- **Your task**: Scan the entries below and extract each line with the word "DESARROLLO" in it.

[Stored entries]
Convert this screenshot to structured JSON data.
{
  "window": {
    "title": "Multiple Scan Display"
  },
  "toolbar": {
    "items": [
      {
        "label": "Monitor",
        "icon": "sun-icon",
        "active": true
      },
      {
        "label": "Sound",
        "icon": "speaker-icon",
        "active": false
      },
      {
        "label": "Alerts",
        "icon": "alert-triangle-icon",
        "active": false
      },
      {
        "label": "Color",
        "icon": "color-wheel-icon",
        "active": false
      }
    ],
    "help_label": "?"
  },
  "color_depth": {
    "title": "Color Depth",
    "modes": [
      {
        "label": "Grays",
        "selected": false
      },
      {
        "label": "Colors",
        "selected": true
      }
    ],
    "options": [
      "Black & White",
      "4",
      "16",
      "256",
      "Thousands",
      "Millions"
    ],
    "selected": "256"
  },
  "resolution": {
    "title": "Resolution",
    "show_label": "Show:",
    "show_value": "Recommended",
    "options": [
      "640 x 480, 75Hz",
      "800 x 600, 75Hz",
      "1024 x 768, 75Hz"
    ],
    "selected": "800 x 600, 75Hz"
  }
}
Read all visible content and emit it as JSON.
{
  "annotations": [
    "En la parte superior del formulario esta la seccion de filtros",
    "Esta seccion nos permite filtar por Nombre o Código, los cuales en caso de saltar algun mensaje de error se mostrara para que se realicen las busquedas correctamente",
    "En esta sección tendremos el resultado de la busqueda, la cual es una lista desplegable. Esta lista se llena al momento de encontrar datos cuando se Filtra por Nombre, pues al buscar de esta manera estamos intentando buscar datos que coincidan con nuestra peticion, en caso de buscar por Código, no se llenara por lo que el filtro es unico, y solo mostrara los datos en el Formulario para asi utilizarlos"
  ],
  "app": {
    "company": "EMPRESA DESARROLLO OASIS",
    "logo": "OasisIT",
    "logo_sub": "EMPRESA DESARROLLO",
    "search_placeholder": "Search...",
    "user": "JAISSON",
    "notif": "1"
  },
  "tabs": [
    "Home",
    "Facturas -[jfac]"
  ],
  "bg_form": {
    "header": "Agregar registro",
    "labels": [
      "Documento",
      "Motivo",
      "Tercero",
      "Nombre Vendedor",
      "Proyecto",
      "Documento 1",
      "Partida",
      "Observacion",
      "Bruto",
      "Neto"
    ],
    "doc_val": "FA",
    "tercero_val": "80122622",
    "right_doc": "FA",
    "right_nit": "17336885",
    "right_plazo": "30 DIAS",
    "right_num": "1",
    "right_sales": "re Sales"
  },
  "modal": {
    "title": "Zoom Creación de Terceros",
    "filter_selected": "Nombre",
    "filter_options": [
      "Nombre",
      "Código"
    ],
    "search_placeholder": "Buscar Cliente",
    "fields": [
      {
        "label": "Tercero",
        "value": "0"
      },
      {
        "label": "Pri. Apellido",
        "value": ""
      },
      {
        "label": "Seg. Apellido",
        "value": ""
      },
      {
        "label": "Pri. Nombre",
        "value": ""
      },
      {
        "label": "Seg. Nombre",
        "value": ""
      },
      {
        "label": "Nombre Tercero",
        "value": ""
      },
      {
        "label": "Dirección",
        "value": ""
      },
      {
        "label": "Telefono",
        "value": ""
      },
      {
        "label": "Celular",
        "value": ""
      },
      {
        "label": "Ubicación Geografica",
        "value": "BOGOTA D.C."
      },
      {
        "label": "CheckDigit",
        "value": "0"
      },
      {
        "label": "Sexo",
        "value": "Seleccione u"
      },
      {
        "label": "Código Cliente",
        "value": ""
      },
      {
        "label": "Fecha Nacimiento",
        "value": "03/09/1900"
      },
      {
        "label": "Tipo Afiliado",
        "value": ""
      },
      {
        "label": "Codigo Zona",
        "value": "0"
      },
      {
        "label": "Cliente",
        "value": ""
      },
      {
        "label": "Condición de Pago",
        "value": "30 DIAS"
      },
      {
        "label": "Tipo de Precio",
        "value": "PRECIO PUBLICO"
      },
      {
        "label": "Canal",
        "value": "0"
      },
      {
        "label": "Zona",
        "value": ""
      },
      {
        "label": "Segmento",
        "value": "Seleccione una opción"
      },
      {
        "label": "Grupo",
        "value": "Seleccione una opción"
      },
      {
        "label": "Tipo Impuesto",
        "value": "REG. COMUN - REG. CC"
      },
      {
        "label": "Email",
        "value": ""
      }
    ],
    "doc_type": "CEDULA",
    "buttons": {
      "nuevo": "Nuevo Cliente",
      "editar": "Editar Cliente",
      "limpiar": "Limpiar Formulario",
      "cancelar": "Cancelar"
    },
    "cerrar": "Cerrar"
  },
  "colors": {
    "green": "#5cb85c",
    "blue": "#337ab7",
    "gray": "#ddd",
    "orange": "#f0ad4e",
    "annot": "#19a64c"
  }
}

- **Solution**:
    "company": "EMPRESA DESARROLLO OASIS",
    "logo_sub": "EMPRESA DESARROLLO",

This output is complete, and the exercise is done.